In the records below, find each line containing the word "median" and copy it.

## Excerpted records:
───

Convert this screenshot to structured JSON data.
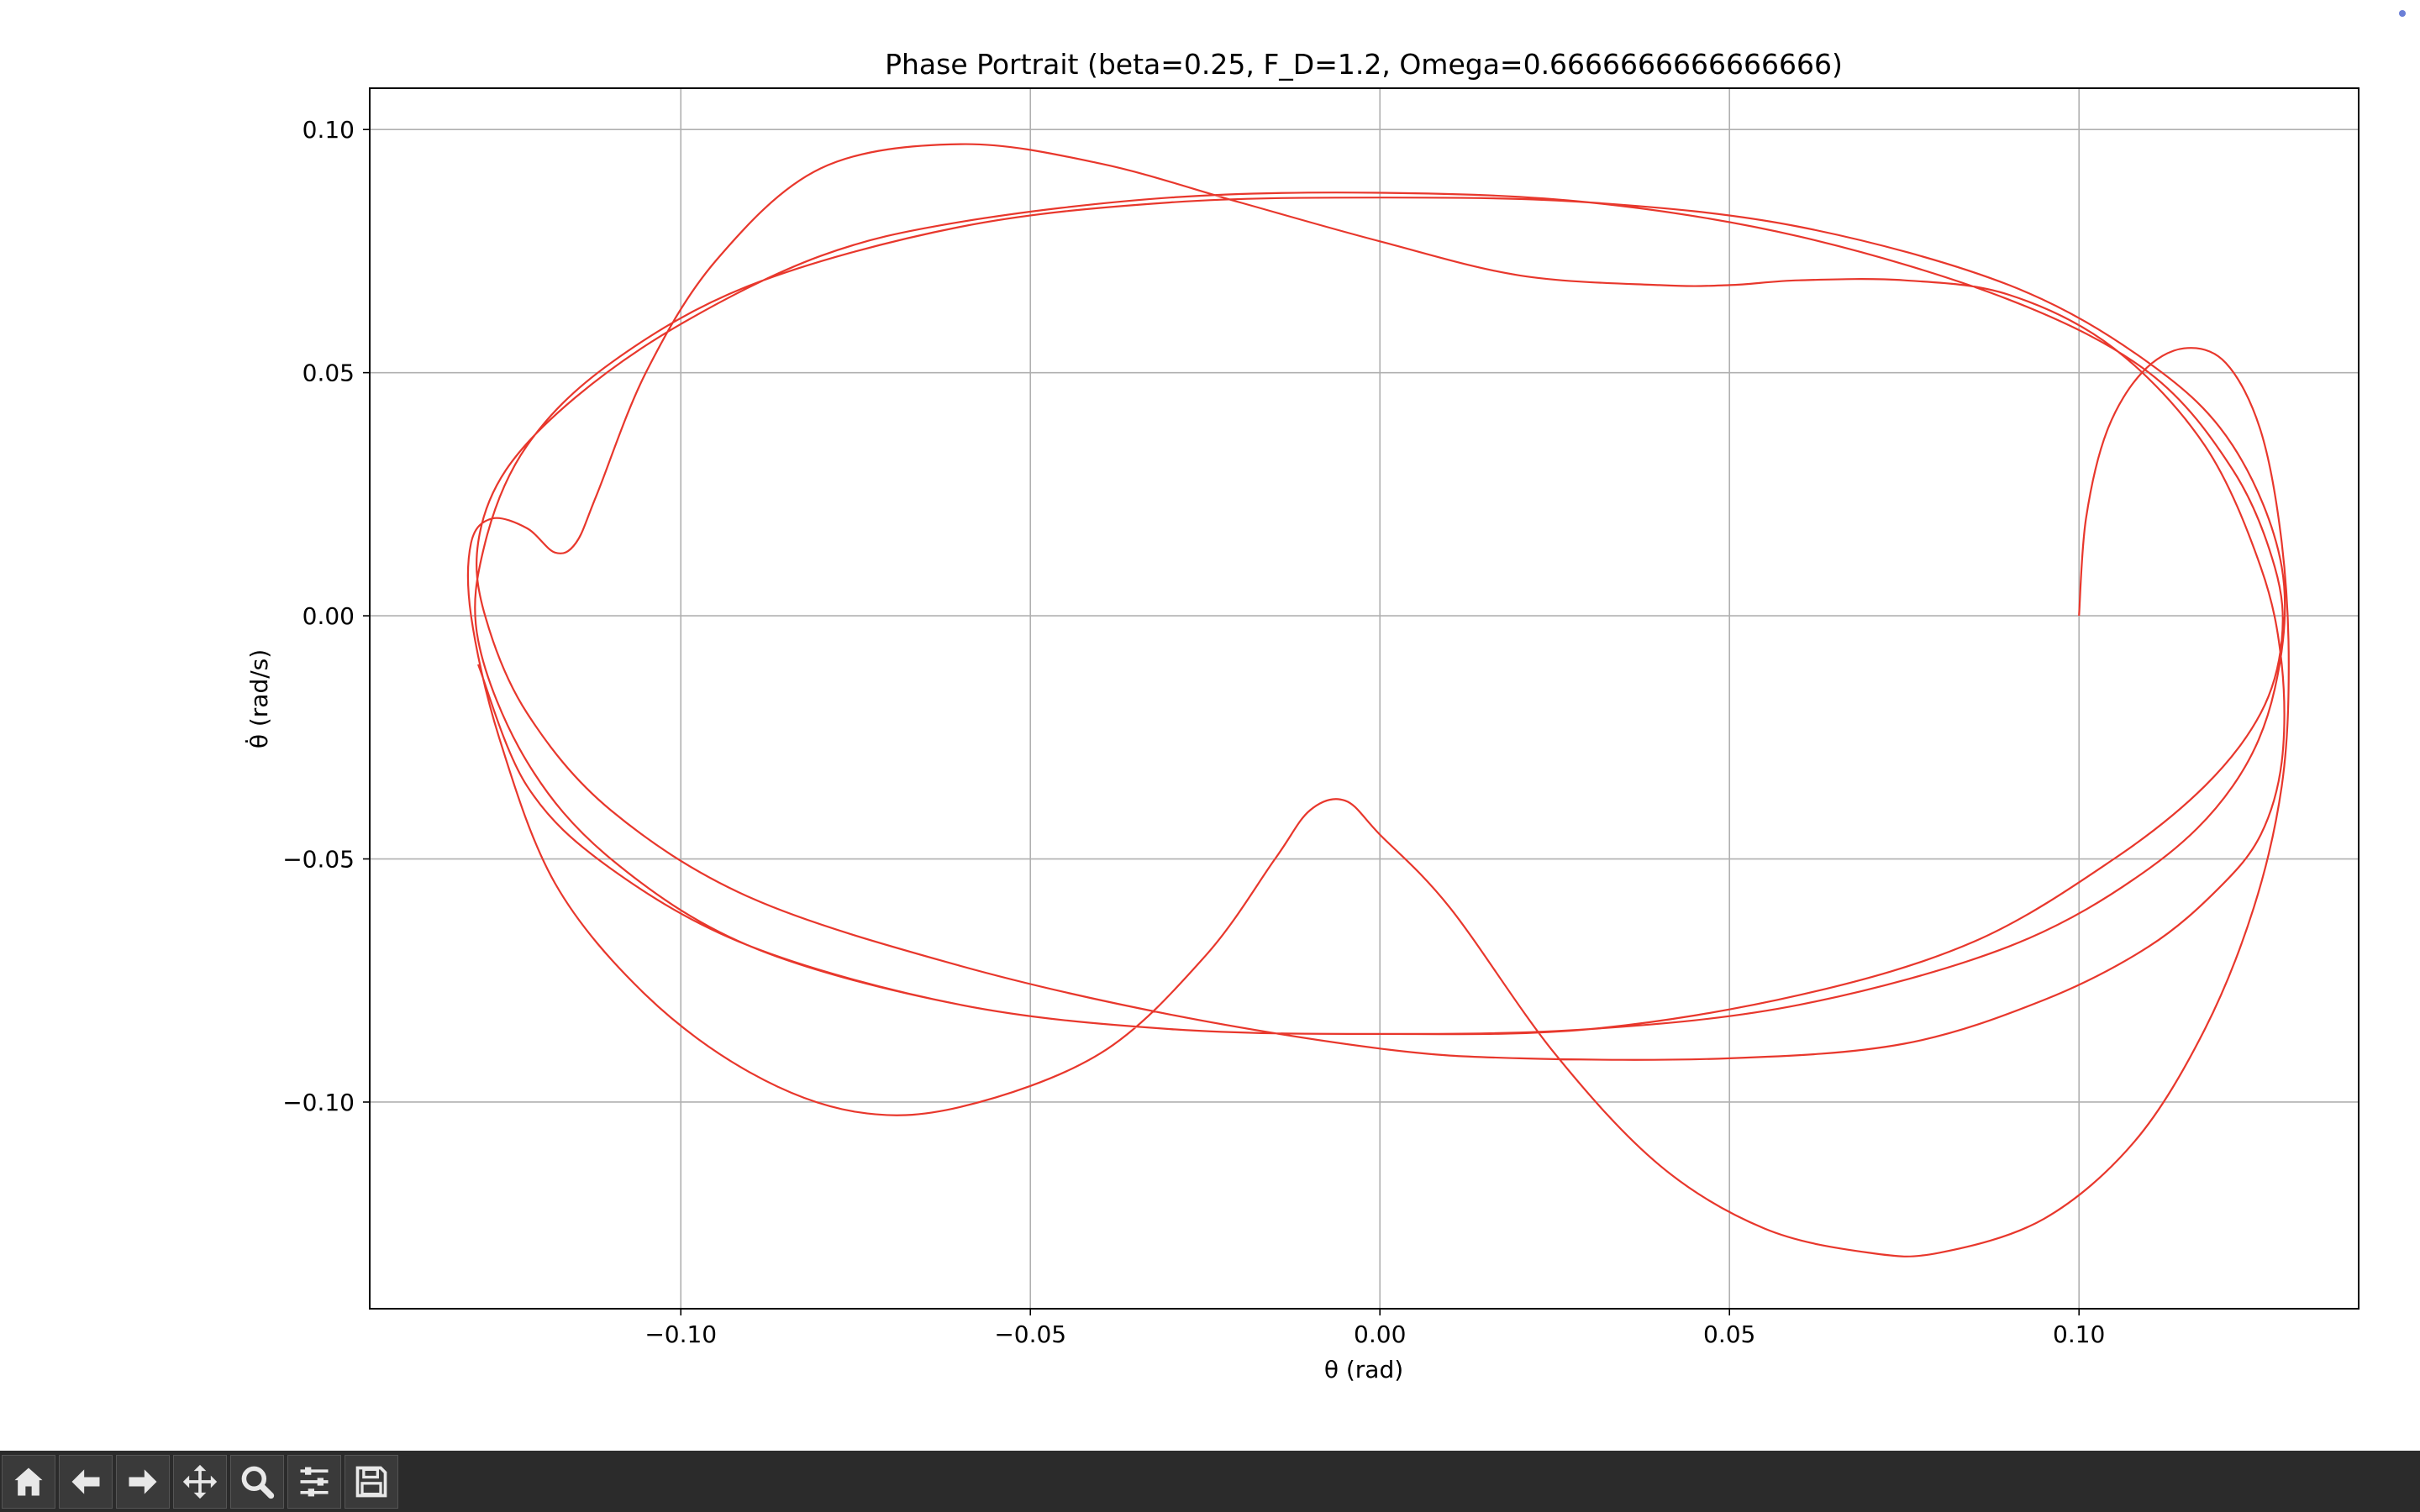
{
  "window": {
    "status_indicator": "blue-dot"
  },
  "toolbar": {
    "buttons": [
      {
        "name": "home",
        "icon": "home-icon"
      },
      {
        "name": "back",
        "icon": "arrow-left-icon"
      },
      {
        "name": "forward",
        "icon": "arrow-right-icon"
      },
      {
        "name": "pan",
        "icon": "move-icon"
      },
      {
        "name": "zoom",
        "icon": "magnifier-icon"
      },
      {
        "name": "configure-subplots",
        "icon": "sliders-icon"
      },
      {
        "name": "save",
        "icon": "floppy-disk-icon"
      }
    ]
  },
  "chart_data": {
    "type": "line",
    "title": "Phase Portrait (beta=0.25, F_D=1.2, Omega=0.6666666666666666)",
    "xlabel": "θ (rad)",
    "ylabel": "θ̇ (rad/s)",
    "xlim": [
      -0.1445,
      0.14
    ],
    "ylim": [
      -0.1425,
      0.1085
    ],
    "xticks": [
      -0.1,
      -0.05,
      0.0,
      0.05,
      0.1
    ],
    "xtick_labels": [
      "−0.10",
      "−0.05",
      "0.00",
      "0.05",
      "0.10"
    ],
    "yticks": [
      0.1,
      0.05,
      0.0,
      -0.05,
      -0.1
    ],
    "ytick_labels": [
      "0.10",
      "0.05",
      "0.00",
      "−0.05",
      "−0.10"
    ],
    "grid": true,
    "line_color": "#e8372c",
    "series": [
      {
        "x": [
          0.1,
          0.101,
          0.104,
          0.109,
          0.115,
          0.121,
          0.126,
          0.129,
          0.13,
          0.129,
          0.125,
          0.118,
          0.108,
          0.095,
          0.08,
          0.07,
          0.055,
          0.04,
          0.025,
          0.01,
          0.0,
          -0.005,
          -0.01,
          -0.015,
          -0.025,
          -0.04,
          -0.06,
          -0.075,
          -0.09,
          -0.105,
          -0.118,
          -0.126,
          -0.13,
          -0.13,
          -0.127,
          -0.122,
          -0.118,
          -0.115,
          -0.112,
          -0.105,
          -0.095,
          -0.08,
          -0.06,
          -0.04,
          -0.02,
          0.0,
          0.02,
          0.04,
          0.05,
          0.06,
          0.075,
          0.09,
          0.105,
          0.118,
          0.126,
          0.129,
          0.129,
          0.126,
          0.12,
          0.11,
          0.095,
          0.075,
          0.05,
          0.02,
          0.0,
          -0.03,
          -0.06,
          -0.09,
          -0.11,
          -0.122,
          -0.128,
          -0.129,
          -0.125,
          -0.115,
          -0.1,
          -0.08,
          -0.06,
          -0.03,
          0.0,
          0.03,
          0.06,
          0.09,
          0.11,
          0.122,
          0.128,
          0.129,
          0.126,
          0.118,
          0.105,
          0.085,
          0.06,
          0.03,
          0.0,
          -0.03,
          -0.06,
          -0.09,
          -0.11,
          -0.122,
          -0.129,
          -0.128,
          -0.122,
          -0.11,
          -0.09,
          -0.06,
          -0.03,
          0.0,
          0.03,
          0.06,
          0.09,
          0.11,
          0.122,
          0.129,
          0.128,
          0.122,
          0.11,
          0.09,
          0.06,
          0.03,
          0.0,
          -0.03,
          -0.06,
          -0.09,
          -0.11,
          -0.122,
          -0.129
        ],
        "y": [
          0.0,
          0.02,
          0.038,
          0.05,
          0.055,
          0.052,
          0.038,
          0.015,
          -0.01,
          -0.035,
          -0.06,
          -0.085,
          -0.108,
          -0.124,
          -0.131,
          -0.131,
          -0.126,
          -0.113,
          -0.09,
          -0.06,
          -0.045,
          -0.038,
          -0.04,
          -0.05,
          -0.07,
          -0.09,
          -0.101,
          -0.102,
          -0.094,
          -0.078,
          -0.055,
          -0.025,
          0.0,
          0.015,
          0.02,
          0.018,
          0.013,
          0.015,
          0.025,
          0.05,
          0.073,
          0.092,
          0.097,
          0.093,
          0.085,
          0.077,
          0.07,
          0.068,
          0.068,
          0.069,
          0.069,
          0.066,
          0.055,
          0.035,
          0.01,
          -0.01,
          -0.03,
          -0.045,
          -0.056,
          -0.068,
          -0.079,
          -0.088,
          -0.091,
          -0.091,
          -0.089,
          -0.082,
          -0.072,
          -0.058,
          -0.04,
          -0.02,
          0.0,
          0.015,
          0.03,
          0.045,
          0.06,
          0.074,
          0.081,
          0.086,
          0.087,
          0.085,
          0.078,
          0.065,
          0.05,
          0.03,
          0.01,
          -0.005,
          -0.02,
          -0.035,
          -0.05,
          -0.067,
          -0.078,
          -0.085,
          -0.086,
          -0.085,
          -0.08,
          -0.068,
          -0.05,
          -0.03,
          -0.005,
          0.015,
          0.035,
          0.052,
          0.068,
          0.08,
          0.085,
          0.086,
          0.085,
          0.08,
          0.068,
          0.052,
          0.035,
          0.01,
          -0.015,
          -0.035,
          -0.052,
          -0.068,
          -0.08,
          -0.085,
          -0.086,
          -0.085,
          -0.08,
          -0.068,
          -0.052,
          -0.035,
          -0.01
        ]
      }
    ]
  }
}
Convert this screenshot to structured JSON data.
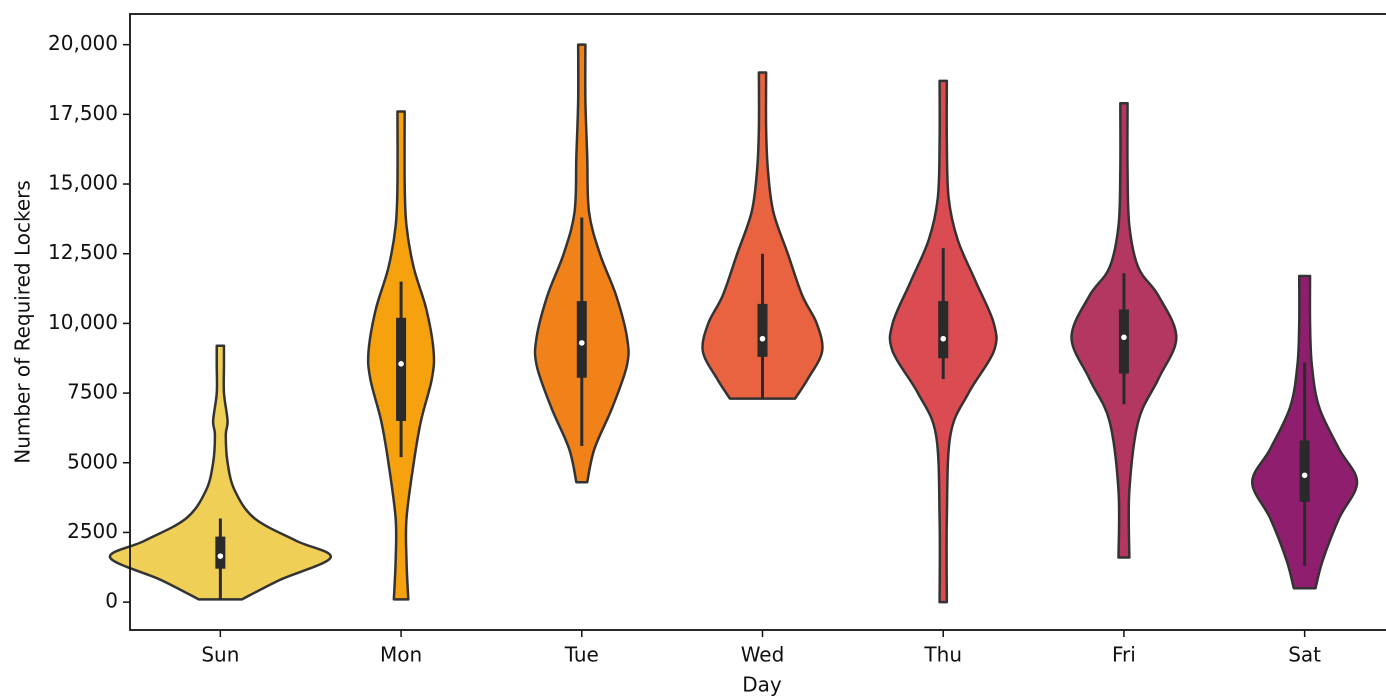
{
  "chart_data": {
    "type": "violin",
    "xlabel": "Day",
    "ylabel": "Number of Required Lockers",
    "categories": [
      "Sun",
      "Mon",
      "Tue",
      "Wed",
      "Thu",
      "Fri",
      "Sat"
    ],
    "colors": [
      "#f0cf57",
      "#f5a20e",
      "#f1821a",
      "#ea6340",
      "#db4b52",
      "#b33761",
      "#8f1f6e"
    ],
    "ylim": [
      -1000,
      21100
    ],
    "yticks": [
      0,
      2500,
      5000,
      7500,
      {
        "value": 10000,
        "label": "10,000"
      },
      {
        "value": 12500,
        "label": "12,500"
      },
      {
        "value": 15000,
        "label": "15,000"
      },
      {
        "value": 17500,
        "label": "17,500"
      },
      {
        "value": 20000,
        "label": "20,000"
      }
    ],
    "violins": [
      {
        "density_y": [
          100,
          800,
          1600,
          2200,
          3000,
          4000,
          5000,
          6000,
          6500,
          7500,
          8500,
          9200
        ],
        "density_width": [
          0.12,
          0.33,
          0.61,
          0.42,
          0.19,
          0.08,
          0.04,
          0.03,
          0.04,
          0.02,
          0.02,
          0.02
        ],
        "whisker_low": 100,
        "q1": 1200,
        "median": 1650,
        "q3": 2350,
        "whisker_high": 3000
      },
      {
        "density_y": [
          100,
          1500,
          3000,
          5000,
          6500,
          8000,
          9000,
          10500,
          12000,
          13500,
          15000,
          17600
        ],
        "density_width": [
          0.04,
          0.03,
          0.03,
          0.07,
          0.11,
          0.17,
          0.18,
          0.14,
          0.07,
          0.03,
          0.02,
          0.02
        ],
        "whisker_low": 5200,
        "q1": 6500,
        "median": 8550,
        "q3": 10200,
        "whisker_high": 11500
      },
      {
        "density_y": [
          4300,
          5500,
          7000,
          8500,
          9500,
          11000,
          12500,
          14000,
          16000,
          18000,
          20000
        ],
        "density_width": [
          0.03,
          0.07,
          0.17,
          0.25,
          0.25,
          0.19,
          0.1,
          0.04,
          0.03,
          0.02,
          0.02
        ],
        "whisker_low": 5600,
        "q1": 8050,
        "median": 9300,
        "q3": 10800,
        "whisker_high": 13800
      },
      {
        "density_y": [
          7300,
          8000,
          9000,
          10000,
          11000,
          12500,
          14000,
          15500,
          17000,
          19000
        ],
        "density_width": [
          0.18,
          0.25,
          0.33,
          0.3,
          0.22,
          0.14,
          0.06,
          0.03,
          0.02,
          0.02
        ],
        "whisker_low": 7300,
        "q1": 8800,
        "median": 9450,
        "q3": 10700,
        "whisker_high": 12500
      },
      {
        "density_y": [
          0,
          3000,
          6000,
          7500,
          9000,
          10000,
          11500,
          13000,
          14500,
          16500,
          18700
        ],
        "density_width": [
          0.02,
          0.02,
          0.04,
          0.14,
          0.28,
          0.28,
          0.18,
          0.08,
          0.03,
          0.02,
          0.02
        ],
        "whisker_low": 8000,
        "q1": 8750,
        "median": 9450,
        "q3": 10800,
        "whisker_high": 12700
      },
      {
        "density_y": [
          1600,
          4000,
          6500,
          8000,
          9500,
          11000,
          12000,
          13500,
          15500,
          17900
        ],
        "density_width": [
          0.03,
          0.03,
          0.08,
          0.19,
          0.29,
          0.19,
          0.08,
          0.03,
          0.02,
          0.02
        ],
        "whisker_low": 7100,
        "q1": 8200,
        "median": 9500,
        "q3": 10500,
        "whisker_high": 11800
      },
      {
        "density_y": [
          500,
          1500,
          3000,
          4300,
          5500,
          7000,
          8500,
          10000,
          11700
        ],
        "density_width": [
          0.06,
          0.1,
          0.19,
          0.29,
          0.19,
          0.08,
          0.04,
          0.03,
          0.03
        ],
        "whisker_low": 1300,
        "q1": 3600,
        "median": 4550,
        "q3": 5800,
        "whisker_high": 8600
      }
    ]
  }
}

───

## Finished answer:
        "median": 1650,
        "median": 8550,
        "median": 9300,
        "median": 9450,
        "median": 9450,
        "median": 9500,
        "median": 4550,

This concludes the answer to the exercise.